• Extracted information
****************
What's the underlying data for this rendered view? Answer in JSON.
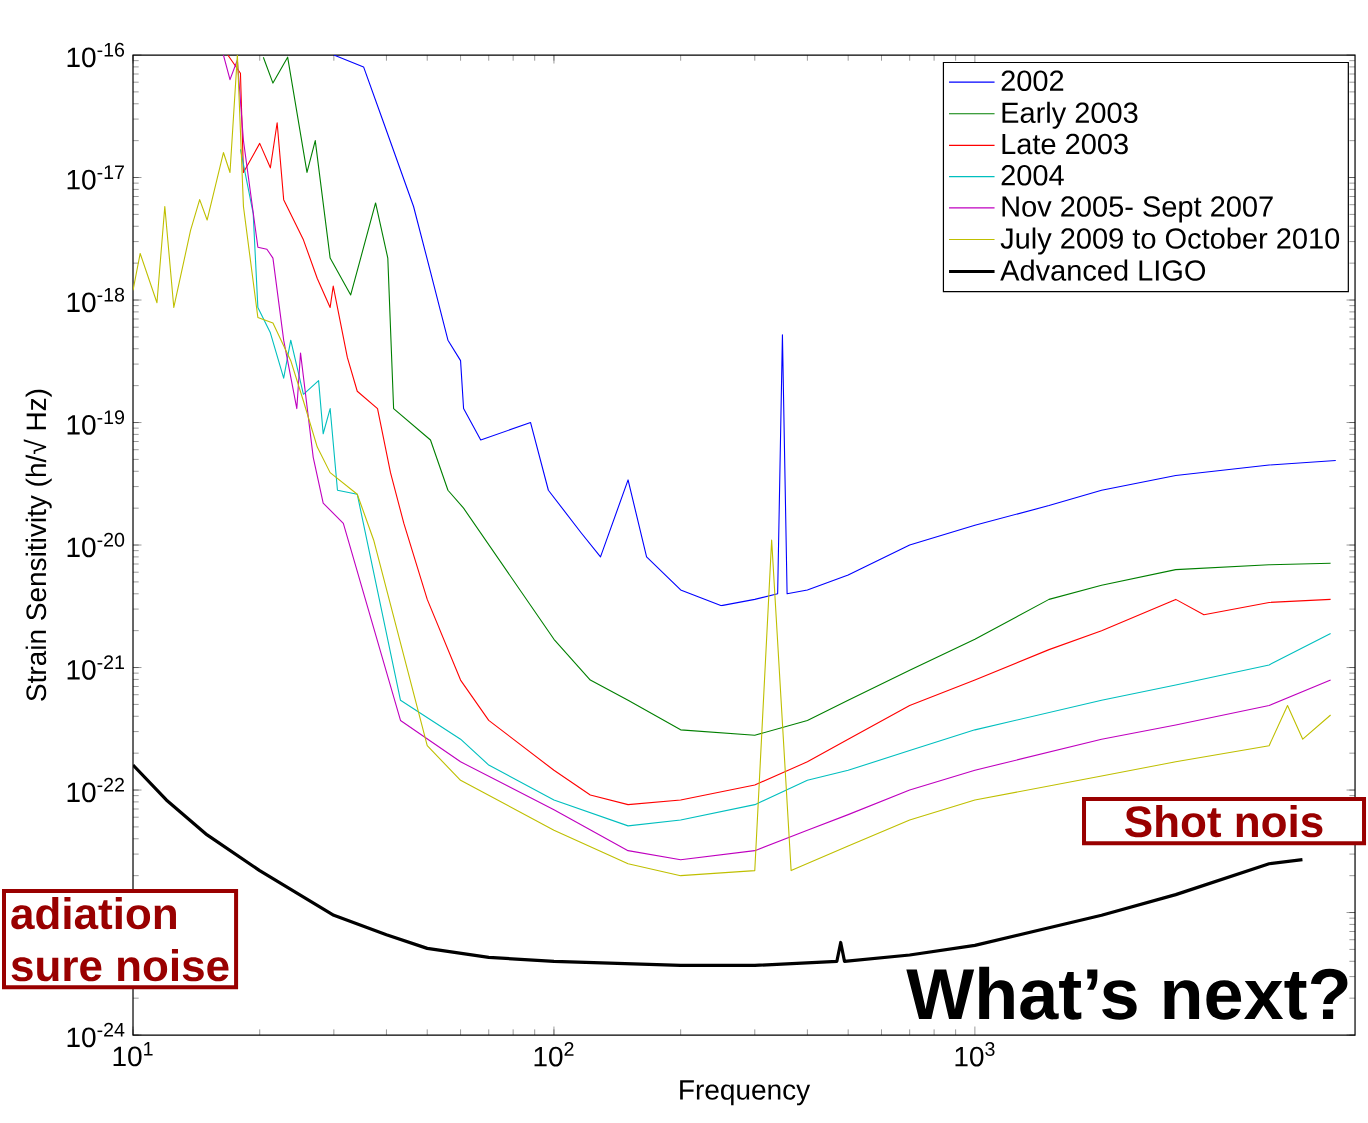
{
  "chart_data": {
    "type": "line",
    "xlabel": "Frequency",
    "ylabel": "Strain Sensitivity (h/√ Hz)",
    "log": "xy",
    "legend": "top right",
    "xlim": [
      10,
      8000
    ],
    "ylim": [
      1e-24,
      1e-16
    ],
    "xticks": [
      {
        "value": 10,
        "label": "10$^{1}$"
      },
      {
        "value": 100,
        "label": "10$^{2}$"
      },
      {
        "value": 1000,
        "label": "10$^{3}$"
      }
    ],
    "yticks": [
      {
        "value": 1e-24,
        "label": "10$^{-24}$"
      },
      {
        "value": 1e-23,
        "label": null
      },
      {
        "value": 1e-22,
        "label": "10$^{-22}$"
      },
      {
        "value": 1e-21,
        "label": "10$^{-21}$"
      },
      {
        "value": 1e-20,
        "label": "10$^{-20}$"
      },
      {
        "value": 1e-19,
        "label": "10$^{-19}$"
      },
      {
        "value": 1e-18,
        "label": "10$^{-18}$"
      },
      {
        "value": 1e-17,
        "label": "10$^{-17}$"
      },
      {
        "value": 1e-16,
        "label": "10$^{-16}$"
      }
    ],
    "annotations": [
      "adiation",
      "sure noise",
      "Shot nois",
      "What’s next?"
    ],
    "series": [
      {
        "name": "2002",
        "color": "#0000ff",
        "x": [
          30,
          35.3,
          39.4,
          46.4,
          50.9,
          56,
          60,
          61,
          67,
          88,
          97,
          116,
          129,
          150,
          166,
          200,
          250,
          300,
          340,
          349,
          358,
          400,
          500,
          700,
          1000,
          1500,
          2000,
          3000,
          5000,
          7200
        ],
        "values": [
          1e-16,
          8e-17,
          2.8e-17,
          5.8e-18,
          1.7e-18,
          4.7e-19,
          3.2e-19,
          1.3e-19,
          7.2e-20,
          1e-19,
          2.8e-20,
          1.26e-20,
          8e-21,
          3.4e-20,
          8e-21,
          4.3e-21,
          3.2e-21,
          3.6e-21,
          4e-21,
          5.2e-19,
          4e-21,
          4.3e-21,
          5.7e-21,
          1e-20,
          1.45e-20,
          2.1e-20,
          2.8e-20,
          3.7e-20,
          4.5e-20,
          4.9e-20
        ]
      },
      {
        "name": "Early 2003",
        "color": "#007f00",
        "x": [
          20.4,
          21.5,
          23.3,
          25.9,
          27.1,
          29.4,
          32.9,
          37.7,
          40.3,
          41.6,
          50.9,
          56,
          61,
          100,
          122,
          150,
          200,
          300,
          400,
          500,
          700,
          1000,
          1500,
          2000,
          3000,
          5000,
          7000
        ],
        "values": [
          9.6e-17,
          5.9e-17,
          9.6e-17,
          1.1e-17,
          2e-17,
          2.2e-18,
          1.1e-18,
          6.2e-18,
          2.2e-18,
          1.3e-19,
          7.2e-20,
          2.8e-20,
          2e-20,
          1.7e-21,
          7.9e-22,
          5.4e-22,
          3.1e-22,
          2.8e-22,
          3.7e-22,
          5.4e-22,
          9.5e-22,
          1.7e-21,
          3.6e-21,
          4.7e-21,
          6.3e-21,
          6.9e-21,
          7.1e-21
        ]
      },
      {
        "name": "Late 2003",
        "color": "#ff0000",
        "x": [
          16.8,
          18,
          18.3,
          20,
          21.2,
          22,
          22.8,
          25.4,
          27.4,
          29.4,
          29.9,
          32.3,
          34.1,
          38.1,
          40.9,
          44,
          50,
          60,
          70,
          100,
          122,
          150,
          200,
          300,
          400,
          500,
          700,
          1000,
          1500,
          2000,
          3000,
          3500,
          5000,
          7000
        ],
        "values": [
          1e-16,
          7.1e-17,
          1.1e-17,
          1.9e-17,
          1.2e-17,
          2.8e-17,
          6.6e-18,
          3.1e-18,
          1.5e-18,
          8.7e-19,
          1.3e-18,
          3.4e-19,
          1.8e-19,
          1.3e-19,
          3.9e-20,
          1.5e-20,
          3.6e-21,
          7.9e-22,
          3.7e-22,
          1.45e-22,
          9.1e-23,
          7.6e-23,
          8.3e-23,
          1.1e-22,
          1.7e-22,
          2.6e-22,
          4.9e-22,
          7.9e-22,
          1.4e-21,
          2e-21,
          3.6e-21,
          2.7e-21,
          3.4e-21,
          3.6e-21
        ]
      },
      {
        "name": "2004",
        "color": "#00bfbf",
        "x": [
          18,
          19.3,
          19.8,
          21.2,
          22.8,
          23.7,
          25.4,
          27.6,
          28.3,
          29.4,
          30.6,
          34.1,
          43.2,
          60,
          70,
          100,
          150,
          200,
          300,
          400,
          500,
          700,
          1000,
          2000,
          3000,
          5000,
          7000
        ],
        "values": [
          1.7e-17,
          5.1e-18,
          8.7e-19,
          5.4e-19,
          2.3e-19,
          4.7e-19,
          1.7e-19,
          2.2e-19,
          8.1e-20,
          1.3e-19,
          2.8e-20,
          2.6e-20,
          5.4e-22,
          2.6e-22,
          1.6e-22,
          8.3e-23,
          5.1e-23,
          5.7e-23,
          7.6e-23,
          1.2e-22,
          1.45e-22,
          2.1e-22,
          3.1e-22,
          5.4e-22,
          7.2e-22,
          1.05e-21,
          1.9e-21
        ]
      },
      {
        "name": "Nov 2005- Sept 2007",
        "color": "#bf00bf",
        "x": [
          16.4,
          17,
          17.7,
          18.3,
          19.8,
          20.8,
          21.5,
          22.8,
          24.5,
          25,
          26.8,
          28.3,
          31.6,
          43.2,
          60,
          100,
          150,
          200,
          300,
          400,
          500,
          700,
          1000,
          2000,
          3000,
          5000,
          7000
        ],
        "values": [
          1e-16,
          6.3e-17,
          9.1e-17,
          2e-17,
          2.7e-18,
          2.6e-18,
          2.2e-18,
          4.7e-19,
          1.3e-19,
          3.7e-19,
          5.2e-20,
          2.2e-20,
          1.5e-20,
          3.7e-22,
          1.7e-22,
          6.9e-23,
          3.2e-23,
          2.7e-23,
          3.2e-23,
          4.7e-23,
          6.3e-23,
          1e-22,
          1.45e-22,
          2.6e-22,
          3.4e-22,
          4.9e-22,
          7.9e-22
        ]
      },
      {
        "name": "July 2009 to October 2010",
        "color": "#bfbf00",
        "x": [
          10,
          10.4,
          11.4,
          11.9,
          12.5,
          13.7,
          14.4,
          15,
          16.4,
          17,
          17.7,
          18.3,
          19.8,
          21.5,
          23.7,
          25.4,
          27.4,
          29.4,
          34.1,
          37.3,
          50,
          60,
          100,
          150,
          200,
          300,
          329,
          366,
          500,
          700,
          1000,
          2000,
          3000,
          5000,
          5530,
          6010,
          7000
        ],
        "values": [
          1.2e-18,
          2.4e-18,
          9.5e-19,
          5.8e-18,
          8.7e-19,
          3.7e-18,
          6.6e-18,
          4.5e-18,
          1.6e-17,
          1.1e-17,
          1e-16,
          5.8e-18,
          7.2e-19,
          6.5e-19,
          3.2e-19,
          1.5e-19,
          6.3e-20,
          3.9e-20,
          2.6e-20,
          1.1e-20,
          2.3e-22,
          1.2e-22,
          4.7e-23,
          2.5e-23,
          2e-23,
          2.2e-23,
          1.1e-20,
          2.2e-23,
          3.5e-23,
          5.7e-23,
          8.3e-23,
          1.3e-22,
          1.7e-22,
          2.3e-22,
          4.9e-22,
          2.6e-22,
          4.1e-22
        ]
      },
      {
        "name": "Advanced LIGO",
        "color": "#000000",
        "x": [
          10,
          12,
          15,
          20,
          30,
          40,
          50,
          70,
          100,
          200,
          300,
          470,
          480,
          490,
          700,
          1000,
          2000,
          3000,
          5000,
          6000
        ],
        "values": [
          1.6e-22,
          8.3e-23,
          4.3e-23,
          2.2e-23,
          9.5e-24,
          6.6e-24,
          5.1e-24,
          4.3e-24,
          4e-24,
          3.7e-24,
          3.7e-24,
          4e-24,
          5.7e-24,
          4e-24,
          4.5e-24,
          5.4e-24,
          9.5e-24,
          1.4e-23,
          2.5e-23,
          2.7e-23
        ]
      }
    ]
  }
}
****************
• Your goal
Report all lines of the material that contain the word "color".

• The response
        "color": "#0000ff",
        "color": "#007f00",
        "color": "#ff0000",
        "color": "#00bfbf",
        "color": "#bf00bf",
        "color": "#bfbf00",
        "color": "#000000",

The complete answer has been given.